> _EXERCISE TASK_
Could you copy every line from the material below in which "text" appears?

> _SUPPLIED MATERIAL_

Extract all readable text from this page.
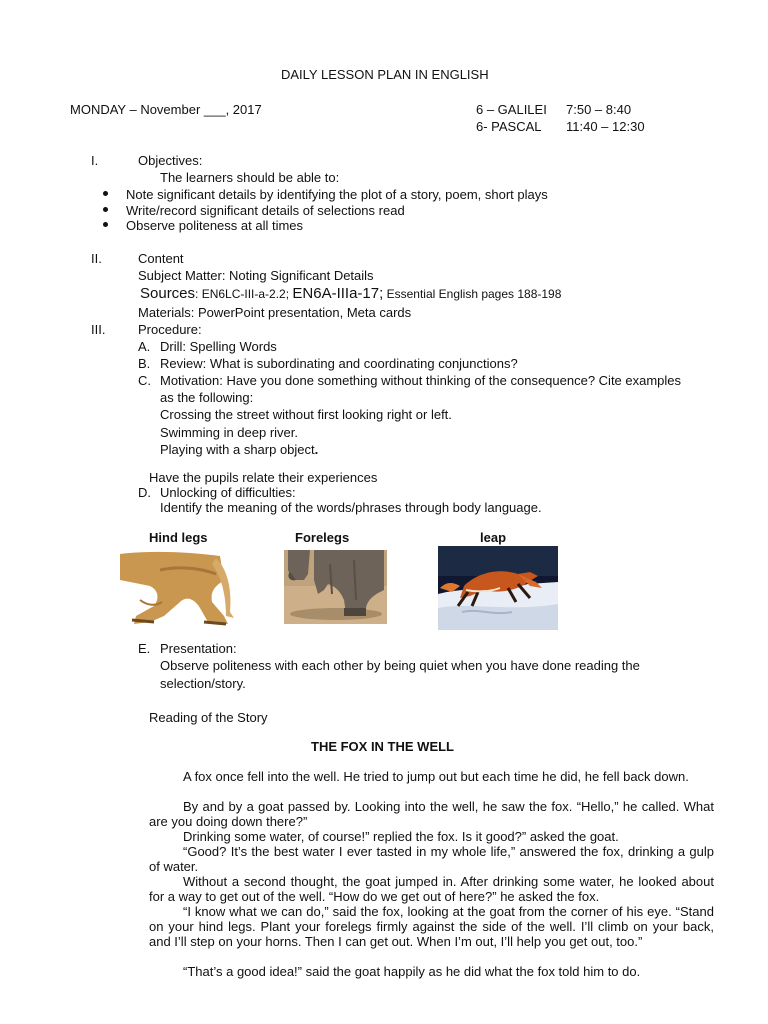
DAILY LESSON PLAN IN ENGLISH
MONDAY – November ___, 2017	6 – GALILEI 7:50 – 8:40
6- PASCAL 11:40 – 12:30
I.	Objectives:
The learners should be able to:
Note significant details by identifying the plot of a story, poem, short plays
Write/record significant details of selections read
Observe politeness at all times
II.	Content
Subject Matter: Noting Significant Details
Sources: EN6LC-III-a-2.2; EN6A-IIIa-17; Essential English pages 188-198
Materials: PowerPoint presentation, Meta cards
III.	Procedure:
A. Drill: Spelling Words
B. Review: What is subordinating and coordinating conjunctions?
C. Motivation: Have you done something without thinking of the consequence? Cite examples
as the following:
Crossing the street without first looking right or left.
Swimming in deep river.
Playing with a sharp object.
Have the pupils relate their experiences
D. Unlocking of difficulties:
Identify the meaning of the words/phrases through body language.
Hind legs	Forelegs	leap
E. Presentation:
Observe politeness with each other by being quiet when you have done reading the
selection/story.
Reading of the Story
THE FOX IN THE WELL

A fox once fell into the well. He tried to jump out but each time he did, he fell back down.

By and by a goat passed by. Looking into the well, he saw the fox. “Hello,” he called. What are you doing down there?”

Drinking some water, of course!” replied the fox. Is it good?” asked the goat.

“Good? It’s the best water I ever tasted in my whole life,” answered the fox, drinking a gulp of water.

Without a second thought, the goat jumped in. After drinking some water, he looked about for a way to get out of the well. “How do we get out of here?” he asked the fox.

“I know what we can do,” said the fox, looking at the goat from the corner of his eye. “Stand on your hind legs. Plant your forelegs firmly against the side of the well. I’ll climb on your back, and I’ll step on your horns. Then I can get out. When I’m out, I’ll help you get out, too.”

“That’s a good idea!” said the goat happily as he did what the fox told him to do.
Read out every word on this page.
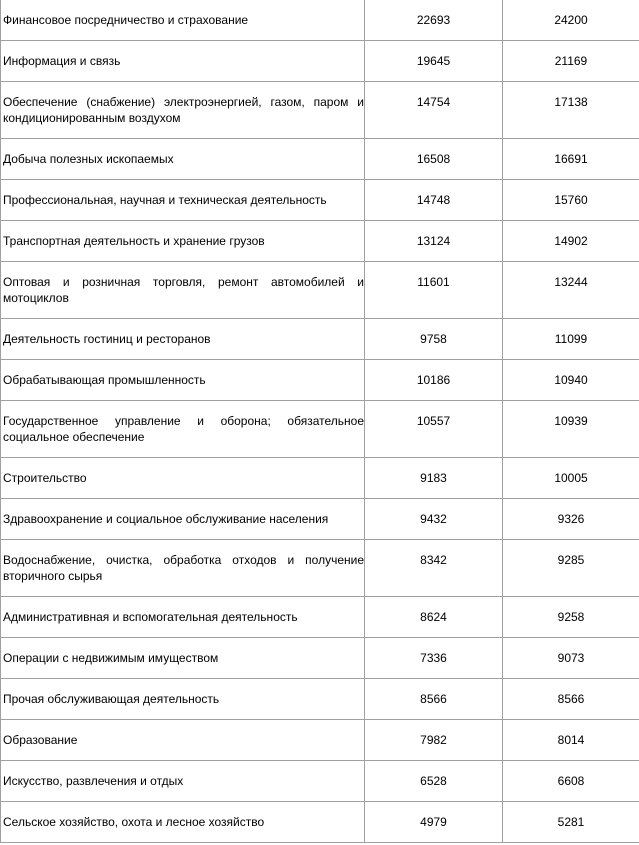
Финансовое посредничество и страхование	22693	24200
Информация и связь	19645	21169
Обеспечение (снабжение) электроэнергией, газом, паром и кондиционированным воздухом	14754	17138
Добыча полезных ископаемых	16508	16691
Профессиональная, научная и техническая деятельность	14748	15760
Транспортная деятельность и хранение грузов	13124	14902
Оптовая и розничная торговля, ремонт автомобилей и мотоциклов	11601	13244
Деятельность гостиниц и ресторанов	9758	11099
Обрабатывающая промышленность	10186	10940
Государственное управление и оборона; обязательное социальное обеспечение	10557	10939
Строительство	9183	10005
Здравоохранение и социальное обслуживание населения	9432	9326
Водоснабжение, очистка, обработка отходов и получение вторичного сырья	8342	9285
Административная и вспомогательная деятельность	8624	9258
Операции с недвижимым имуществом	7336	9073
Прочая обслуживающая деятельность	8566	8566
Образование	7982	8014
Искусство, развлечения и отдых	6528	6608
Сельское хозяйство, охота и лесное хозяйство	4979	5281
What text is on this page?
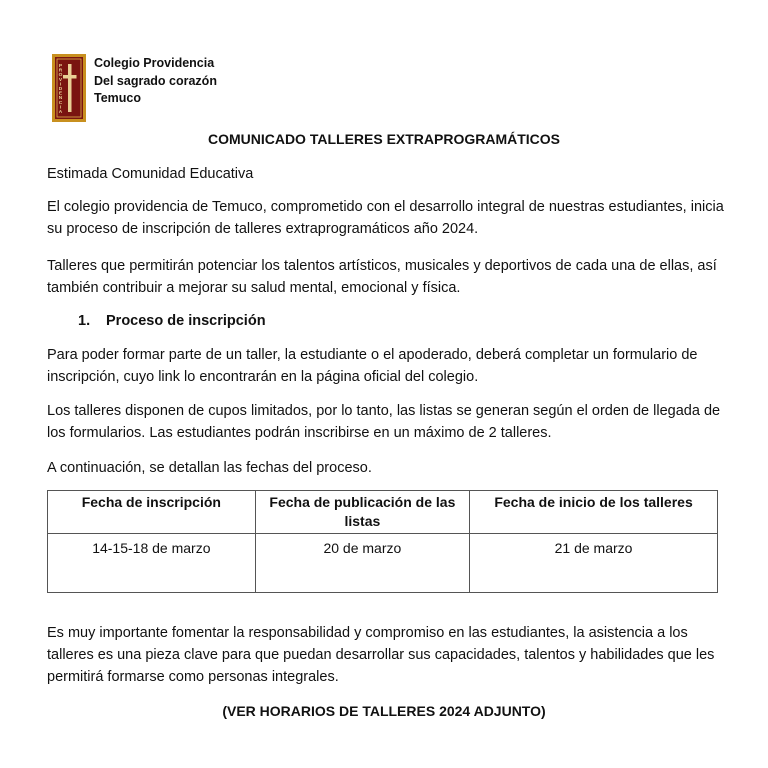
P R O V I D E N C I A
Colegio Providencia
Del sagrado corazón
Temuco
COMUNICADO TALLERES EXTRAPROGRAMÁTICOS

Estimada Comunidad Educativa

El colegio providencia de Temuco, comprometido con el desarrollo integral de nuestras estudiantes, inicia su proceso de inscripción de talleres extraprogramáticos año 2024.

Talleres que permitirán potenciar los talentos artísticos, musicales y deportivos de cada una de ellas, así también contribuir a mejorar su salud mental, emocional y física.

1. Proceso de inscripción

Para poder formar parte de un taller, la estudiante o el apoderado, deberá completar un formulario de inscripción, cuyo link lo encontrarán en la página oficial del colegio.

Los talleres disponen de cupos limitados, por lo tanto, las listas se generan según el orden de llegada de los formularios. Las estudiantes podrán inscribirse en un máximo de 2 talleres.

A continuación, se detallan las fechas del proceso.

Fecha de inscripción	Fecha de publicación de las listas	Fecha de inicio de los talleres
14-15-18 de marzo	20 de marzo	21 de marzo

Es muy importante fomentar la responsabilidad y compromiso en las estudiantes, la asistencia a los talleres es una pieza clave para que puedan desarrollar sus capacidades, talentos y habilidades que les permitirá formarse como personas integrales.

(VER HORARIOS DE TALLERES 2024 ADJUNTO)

> _OUTPUT FOR THIS TASK_
Extract all readable text from this page.
What text is on this page?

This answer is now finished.